- _Work to complete_
Report all lines of the data below that hold the word "Política".

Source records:
======

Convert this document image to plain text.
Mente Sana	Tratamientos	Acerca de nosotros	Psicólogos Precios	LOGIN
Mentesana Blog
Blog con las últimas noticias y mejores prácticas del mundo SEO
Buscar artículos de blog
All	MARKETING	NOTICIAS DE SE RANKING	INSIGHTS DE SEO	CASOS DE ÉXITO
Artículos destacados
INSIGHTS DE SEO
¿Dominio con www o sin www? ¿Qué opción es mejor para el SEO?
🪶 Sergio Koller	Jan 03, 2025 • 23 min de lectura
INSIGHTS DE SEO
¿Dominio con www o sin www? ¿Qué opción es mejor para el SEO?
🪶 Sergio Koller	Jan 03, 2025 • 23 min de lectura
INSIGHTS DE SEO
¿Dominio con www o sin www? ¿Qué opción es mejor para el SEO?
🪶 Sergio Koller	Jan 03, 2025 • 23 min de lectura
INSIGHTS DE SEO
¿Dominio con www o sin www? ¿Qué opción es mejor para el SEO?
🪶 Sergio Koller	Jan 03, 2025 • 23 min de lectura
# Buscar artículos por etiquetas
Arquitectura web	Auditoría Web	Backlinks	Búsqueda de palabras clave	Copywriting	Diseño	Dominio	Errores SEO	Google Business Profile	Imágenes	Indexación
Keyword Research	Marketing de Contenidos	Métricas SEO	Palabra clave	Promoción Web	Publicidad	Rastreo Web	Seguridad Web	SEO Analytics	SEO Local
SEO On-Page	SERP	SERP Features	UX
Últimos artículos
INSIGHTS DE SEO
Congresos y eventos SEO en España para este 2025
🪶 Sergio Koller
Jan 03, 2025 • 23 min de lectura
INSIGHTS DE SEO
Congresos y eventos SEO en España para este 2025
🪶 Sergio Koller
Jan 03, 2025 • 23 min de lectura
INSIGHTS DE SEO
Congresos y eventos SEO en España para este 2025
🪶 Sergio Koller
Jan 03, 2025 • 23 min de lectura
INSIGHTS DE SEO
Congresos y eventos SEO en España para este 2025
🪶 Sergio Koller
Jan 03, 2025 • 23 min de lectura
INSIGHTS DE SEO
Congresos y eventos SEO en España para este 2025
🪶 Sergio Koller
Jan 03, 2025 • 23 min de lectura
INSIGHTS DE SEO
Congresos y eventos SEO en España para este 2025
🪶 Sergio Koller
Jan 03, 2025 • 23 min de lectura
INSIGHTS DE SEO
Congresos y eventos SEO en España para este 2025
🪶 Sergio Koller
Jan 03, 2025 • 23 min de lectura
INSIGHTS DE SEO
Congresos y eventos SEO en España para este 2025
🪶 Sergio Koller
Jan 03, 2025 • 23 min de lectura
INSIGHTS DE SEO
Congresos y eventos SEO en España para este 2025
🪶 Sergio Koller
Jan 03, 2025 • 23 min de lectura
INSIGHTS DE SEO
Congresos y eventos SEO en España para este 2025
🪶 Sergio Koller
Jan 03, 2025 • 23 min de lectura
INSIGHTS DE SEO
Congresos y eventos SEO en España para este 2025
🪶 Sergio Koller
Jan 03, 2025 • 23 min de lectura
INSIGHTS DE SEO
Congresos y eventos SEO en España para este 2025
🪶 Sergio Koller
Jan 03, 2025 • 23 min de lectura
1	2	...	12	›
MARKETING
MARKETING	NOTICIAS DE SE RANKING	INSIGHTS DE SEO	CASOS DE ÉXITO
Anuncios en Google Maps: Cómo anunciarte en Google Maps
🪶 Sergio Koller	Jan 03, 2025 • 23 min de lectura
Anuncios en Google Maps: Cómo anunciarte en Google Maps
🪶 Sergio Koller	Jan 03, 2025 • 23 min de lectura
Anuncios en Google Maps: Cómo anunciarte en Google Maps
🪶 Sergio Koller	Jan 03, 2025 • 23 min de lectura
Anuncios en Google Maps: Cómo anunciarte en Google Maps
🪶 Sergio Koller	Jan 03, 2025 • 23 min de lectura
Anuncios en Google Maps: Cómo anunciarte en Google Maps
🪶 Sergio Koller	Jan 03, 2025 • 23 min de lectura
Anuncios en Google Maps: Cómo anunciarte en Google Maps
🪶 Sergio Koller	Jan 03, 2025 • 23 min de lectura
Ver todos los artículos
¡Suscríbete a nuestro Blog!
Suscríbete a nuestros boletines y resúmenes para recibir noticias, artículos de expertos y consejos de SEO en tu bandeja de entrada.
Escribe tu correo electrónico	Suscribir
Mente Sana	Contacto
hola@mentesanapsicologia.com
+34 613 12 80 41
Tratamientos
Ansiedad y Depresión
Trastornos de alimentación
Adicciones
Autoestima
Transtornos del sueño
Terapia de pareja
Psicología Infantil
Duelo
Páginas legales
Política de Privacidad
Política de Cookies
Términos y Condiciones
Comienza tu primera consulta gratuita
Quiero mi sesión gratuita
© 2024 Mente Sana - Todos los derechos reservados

======

- _Response area_
Política de Privacidad
Política de Cookies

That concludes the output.